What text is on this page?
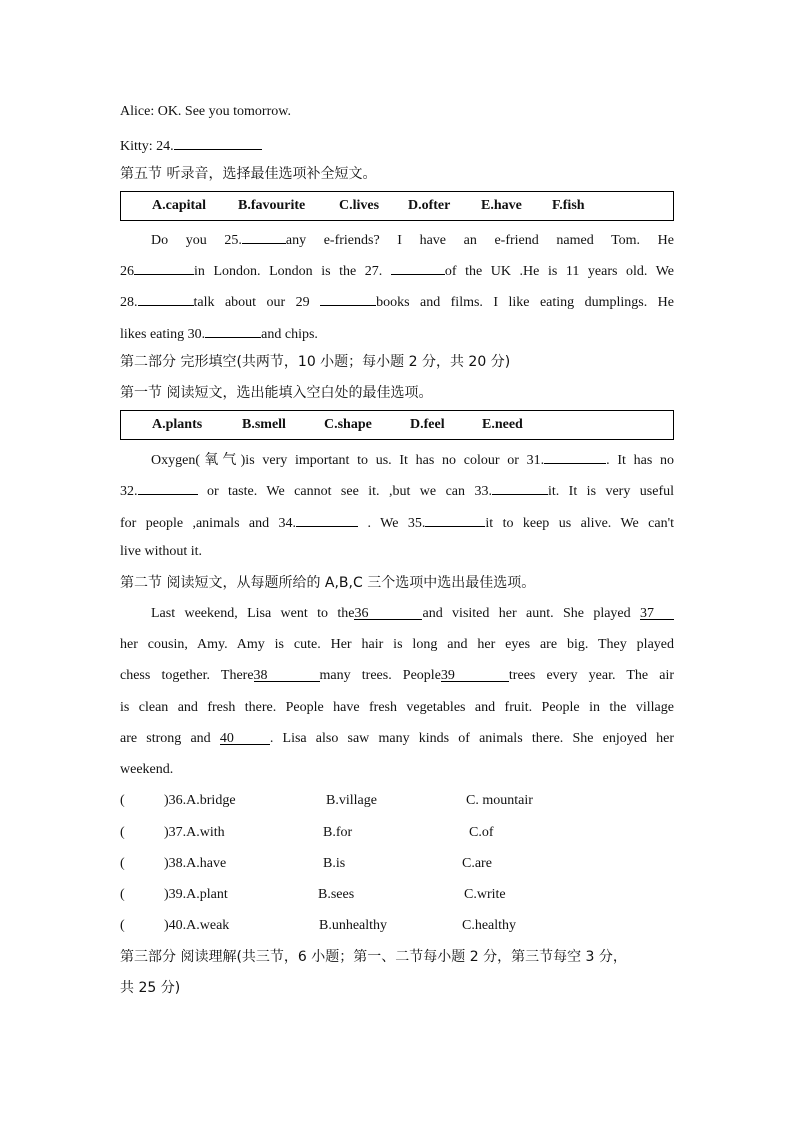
Alice: OK. See you tomorrow.
Kitty: 24.
第五节 听录音，选择最佳选项补全短文。
A.capital B.favourite C.lives D.ofter E.have F.fish
Do you 25.	any e-friends? I have an e-friend named Tom. He
26	in London. London is the 27.	of the UK .He is 11 years old. We
28.	talk about our 29	books and films. I like eating dumplings. He
likes eating 30.	and chips.
第二部分 完形填空(共两节，10 小题；每小题 2 分，共 20 分)
第一节 阅读短文，选出能填入空白处的最佳选项。
A.plants	B.smell	C.shape	D.feel	E.need
Oxygen(氧气)is very important to us. It has no colour or 31.	. It has no
32.	or taste. We cannot see it. ,but we can 33.	it. It is very useful
for people ,animals and 34.	. We 35.	it to keep us alive. We can't
live without it.
第二节 阅读短文，从每题所给的 A,B,C 三个选项中选出最佳选项。
Last weekend, Lisa went to the36	and visited her aunt. She played 37
her cousin, Amy. Amy is cute. Her hair is long and her eyes are big. They played
chess together. There38	many trees. People39	trees every year. The air
is clean and fresh there. People have fresh vegetables and fruit. People in the village
are strong and 40	. Lisa also saw many kinds of animals there. She enjoyed her
weekend.
(	)36.A.bridge	B.village	C. mountair
(	)37.A.with	B.for	C.of
(	)38.A.have	B.is	C.are
(	)39.A.plant	B.sees	C.write
(	)40.A.weak	B.unhealthy	C.healthy
第三部分 阅读理解(共三节，6 小题；第一、二节每小题 2 分，第三节每空 3 分，
共 25 分)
^^^^^^^^
Check each line of the records above for "village", and copy those that have it.

is clean and fresh there. People have fresh vegetables and fruit. People in the village
(	)36.A.bridge	B.village	C. mountair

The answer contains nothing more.